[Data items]
#####
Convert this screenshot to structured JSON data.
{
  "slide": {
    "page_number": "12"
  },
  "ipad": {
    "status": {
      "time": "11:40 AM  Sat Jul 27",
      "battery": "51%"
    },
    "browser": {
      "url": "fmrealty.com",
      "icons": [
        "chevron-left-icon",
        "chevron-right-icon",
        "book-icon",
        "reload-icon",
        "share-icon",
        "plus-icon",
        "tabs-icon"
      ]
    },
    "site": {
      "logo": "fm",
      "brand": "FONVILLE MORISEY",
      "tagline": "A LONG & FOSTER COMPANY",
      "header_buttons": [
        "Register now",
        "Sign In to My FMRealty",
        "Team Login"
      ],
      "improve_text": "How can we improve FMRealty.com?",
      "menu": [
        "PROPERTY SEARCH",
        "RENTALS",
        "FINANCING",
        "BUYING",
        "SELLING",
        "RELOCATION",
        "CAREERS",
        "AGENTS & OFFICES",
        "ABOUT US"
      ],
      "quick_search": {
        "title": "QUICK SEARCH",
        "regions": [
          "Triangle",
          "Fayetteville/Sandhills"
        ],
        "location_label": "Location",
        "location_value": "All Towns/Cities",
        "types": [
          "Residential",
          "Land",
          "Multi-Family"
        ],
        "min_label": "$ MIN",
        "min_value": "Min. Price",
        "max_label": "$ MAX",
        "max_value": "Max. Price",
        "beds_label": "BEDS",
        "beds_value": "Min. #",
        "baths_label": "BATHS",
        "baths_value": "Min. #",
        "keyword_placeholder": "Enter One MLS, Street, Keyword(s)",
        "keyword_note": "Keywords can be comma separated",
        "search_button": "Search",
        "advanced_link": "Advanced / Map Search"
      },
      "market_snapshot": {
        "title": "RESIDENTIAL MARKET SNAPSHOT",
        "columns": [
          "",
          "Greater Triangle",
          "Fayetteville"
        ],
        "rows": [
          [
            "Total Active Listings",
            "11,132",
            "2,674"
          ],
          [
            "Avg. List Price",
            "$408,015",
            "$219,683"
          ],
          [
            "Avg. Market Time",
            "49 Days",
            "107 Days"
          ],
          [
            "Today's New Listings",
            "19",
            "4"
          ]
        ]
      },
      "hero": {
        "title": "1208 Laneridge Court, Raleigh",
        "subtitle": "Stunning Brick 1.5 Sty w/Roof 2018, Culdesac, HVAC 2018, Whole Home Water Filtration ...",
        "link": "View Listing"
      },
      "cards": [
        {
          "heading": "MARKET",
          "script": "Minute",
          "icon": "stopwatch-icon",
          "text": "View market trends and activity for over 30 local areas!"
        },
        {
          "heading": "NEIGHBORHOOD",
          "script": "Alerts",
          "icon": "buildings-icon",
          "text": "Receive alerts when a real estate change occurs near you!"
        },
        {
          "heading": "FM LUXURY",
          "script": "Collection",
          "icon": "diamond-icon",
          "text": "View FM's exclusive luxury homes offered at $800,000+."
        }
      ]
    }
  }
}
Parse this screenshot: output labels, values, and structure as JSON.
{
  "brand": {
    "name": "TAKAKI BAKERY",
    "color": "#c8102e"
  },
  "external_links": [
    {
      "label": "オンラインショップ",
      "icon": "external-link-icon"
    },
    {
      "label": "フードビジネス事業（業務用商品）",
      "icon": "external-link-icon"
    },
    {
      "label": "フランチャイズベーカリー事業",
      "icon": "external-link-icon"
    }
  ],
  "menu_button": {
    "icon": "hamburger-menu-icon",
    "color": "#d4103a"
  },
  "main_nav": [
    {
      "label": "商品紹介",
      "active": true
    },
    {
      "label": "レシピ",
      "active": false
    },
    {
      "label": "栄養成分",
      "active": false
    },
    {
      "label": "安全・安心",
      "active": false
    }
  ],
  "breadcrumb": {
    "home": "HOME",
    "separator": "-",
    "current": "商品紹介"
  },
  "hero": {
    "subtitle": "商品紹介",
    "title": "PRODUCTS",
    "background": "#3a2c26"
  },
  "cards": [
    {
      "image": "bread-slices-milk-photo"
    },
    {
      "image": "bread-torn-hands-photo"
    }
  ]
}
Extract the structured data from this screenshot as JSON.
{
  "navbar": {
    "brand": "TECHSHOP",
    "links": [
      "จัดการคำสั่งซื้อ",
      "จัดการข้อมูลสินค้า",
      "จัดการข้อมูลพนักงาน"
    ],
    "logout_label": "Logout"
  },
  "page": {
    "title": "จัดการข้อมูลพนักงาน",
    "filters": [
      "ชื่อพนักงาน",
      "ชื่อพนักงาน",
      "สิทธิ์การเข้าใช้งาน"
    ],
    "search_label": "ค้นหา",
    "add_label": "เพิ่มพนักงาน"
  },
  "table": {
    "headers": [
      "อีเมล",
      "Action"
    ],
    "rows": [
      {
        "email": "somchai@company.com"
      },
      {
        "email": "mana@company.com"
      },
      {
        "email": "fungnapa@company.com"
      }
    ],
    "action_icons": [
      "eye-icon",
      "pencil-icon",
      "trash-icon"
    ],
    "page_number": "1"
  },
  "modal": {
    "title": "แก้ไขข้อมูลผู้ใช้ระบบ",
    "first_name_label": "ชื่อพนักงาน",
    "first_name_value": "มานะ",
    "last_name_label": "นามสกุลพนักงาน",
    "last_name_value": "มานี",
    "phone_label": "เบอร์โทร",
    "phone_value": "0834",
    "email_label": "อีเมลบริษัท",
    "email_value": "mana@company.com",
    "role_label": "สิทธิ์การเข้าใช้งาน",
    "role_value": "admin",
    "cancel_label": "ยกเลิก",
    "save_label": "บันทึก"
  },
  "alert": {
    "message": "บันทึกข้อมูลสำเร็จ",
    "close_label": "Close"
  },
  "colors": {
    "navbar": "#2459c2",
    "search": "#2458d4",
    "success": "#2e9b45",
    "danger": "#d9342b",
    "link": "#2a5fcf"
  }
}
#####
_WORK TO BE COMPLETED_
Copy every line above in which the string "mana" shows up.

_EXPECTED ANSWER_
        "email": "mana@company.com"
    "email_value": "mana@company.com",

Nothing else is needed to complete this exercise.